[Stored records]
▬▬▬▬▬▬▬▬▬▬

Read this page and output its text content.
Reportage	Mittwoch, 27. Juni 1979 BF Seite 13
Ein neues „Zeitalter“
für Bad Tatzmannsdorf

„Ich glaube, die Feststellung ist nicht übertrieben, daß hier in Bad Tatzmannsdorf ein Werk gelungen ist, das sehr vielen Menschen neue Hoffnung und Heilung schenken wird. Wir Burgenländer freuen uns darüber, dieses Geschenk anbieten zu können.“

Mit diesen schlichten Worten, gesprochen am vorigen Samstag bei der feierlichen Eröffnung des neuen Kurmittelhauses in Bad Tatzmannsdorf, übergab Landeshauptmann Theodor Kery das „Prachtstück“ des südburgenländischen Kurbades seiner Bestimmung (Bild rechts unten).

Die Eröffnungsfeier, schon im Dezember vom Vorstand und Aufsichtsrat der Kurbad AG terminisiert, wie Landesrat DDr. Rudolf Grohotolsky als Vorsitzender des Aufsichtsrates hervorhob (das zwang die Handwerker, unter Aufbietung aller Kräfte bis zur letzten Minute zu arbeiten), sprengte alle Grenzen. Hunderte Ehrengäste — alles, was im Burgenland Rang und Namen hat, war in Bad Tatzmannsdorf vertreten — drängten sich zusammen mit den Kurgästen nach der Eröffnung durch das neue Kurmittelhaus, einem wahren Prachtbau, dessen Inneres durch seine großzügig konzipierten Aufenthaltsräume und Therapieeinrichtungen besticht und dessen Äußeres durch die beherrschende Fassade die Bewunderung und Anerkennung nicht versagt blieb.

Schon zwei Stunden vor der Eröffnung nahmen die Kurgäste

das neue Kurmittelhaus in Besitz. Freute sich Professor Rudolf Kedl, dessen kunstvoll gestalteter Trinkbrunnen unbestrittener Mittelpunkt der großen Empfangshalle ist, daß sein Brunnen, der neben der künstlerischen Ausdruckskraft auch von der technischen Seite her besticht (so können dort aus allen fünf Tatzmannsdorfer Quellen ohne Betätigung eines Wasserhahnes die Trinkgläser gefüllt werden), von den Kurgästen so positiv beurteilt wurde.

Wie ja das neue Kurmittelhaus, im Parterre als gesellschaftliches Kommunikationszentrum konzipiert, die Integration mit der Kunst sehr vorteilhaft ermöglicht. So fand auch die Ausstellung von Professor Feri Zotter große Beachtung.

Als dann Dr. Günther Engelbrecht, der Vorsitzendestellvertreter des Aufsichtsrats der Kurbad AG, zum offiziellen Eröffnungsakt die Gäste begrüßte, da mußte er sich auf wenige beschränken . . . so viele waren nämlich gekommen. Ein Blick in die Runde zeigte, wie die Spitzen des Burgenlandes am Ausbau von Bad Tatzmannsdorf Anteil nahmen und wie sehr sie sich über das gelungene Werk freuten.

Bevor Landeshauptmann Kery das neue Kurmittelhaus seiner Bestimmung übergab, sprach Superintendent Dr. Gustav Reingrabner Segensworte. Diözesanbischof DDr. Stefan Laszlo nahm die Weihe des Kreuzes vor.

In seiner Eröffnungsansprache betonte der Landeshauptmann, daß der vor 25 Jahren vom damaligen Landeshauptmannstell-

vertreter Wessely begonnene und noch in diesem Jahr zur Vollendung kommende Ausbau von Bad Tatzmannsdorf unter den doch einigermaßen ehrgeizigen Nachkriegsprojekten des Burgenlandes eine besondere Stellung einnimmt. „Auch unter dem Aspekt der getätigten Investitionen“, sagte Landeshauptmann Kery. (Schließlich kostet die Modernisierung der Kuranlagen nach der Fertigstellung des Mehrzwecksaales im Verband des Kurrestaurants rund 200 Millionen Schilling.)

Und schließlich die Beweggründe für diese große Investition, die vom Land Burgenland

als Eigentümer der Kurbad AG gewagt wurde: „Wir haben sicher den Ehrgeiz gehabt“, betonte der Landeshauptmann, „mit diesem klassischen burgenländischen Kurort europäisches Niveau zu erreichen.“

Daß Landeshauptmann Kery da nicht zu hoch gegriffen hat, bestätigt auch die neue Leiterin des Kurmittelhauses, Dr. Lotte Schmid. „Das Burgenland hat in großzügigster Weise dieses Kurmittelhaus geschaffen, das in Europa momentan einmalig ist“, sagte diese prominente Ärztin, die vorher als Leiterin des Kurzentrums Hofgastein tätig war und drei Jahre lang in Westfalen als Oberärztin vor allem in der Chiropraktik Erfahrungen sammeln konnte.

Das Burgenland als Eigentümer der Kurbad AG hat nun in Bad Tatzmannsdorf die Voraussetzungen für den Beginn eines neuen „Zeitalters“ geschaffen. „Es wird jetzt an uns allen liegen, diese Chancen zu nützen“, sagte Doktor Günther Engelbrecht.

▬▬▬▬▬▬▬▬▬▬

## PROBLEM:
Extract all of the data above and output it character for character.

## TASK RESPONSE:
Read this page and output its text content.
Reportage	Mittwoch, 27. Juni 1979 BF Seite 13
Ein neues „Zeitalter“
für Bad Tatzmannsdorf

„Ich glaube, die Feststellung ist nicht übertrieben, daß hier in Bad Tatzmannsdorf ein Werk gelungen ist, das sehr vielen Menschen neue Hoffnung und Heilung schenken wird. Wir Burgenländer freuen uns darüber, dieses Geschenk anbieten zu können.“

Mit diesen schlichten Worten, gesprochen am vorigen Samstag bei der feierlichen Eröffnung des neuen Kurmittelhauses in Bad Tatzmannsdorf, übergab Landeshauptmann Theodor Kery das „Prachtstück“ des südburgenländischen Kurbades seiner Bestimmung (Bild rechts unten).

Die Eröffnungsfeier, schon im Dezember vom Vorstand und Aufsichtsrat der Kurbad AG terminisiert, wie Landesrat DDr. Rudolf Grohotolsky als Vorsitzender des Aufsichtsrates hervorhob (das zwang die Handwerker, unter Aufbietung aller Kräfte bis zur letzten Minute zu arbeiten), sprengte alle Grenzen. Hunderte Ehrengäste — alles, was im Burgenland Rang und Namen hat, war in Bad Tatzmannsdorf vertreten — drängten sich zusammen mit den Kurgästen nach der Eröffnung durch das neue Kurmittelhaus, einem wahren Prachtbau, dessen Inneres durch seine großzügig konzipierten Aufenthaltsräume und Therapieeinrichtungen besticht und dessen Äußeres durch die beherrschende Fassade die Bewunderung und Anerkennung nicht versagt blieb.

Schon zwei Stunden vor der Eröffnung nahmen die Kurgäste

das neue Kurmittelhaus in Besitz. Freute sich Professor Rudolf Kedl, dessen kunstvoll gestalteter Trinkbrunnen unbestrittener Mittelpunkt der großen Empfangshalle ist, daß sein Brunnen, der neben der künstlerischen Ausdruckskraft auch von der technischen Seite her besticht (so können dort aus allen fünf Tatzmannsdorfer Quellen ohne Betätigung eines Wasserhahnes die Trinkgläser gefüllt werden), von den Kurgästen so positiv beurteilt wurde.

Wie ja das neue Kurmittelhaus, im Parterre als gesellschaftliches Kommunikationszentrum konzipiert, die Integration mit der Kunst sehr vorteilhaft ermöglicht. So fand auch die Ausstellung von Professor Feri Zotter große Beachtung.

Als dann Dr. Günther Engelbrecht, der Vorsitzendestellvertreter des Aufsichtsrats der Kurbad AG, zum offiziellen Eröffnungsakt die Gäste begrüßte, da mußte er sich auf wenige beschränken . . . so viele waren nämlich gekommen. Ein Blick in die Runde zeigte, wie die Spitzen des Burgenlandes am Ausbau von Bad Tatzmannsdorf Anteil nahmen und wie sehr sie sich über das gelungene Werk freuten.

Bevor Landeshauptmann Kery das neue Kurmittelhaus seiner Bestimmung übergab, sprach Superintendent Dr. Gustav Reingrabner Segensworte. Diözesanbischof DDr. Stefan Laszlo nahm die Weihe des Kreuzes vor.

In seiner Eröffnungsansprache betonte der Landeshauptmann, daß der vor 25 Jahren vom damaligen Landeshauptmannstell-

vertreter Wessely begonnene und noch in diesem Jahr zur Vollendung kommende Ausbau von Bad Tatzmannsdorf unter den doch einigermaßen ehrgeizigen Nachkriegsprojekten des Burgenlandes eine besondere Stellung einnimmt. „Auch unter dem Aspekt der getätigten Investitionen“, sagte Landeshauptmann Kery. (Schließlich kostet die Modernisierung der Kuranlagen nach der Fertigstellung des Mehrzwecksaales im Verband des Kurrestaurants rund 200 Millionen Schilling.)

Und schließlich die Beweggründe für diese große Investition, die vom Land Burgenland

als Eigentümer der Kurbad AG gewagt wurde: „Wir haben sicher den Ehrgeiz gehabt“, betonte der Landeshauptmann, „mit diesem klassischen burgenländischen Kurort europäisches Niveau zu erreichen.“

Daß Landeshauptmann Kery da nicht zu hoch gegriffen hat, bestätigt auch die neue Leiterin des Kurmittelhauses, Dr. Lotte Schmid. „Das Burgenland hat in großzügigster Weise dieses Kurmittelhaus geschaffen, das in Europa momentan einmalig ist“, sagte diese prominente Ärztin, die vorher als Leiterin des Kurzentrums Hofgastein tätig war und drei Jahre lang in Westfalen als Oberärztin vor allem in der Chiropraktik Erfahrungen sammeln konnte.

Das Burgenland als Eigentümer der Kurbad AG hat nun in Bad Tatzmannsdorf die Voraussetzungen für den Beginn eines neuen „Zeitalters“ geschaffen. „Es wird jetzt an uns allen liegen, diese Chancen zu nützen“, sagte Doktor Günther Engelbrecht.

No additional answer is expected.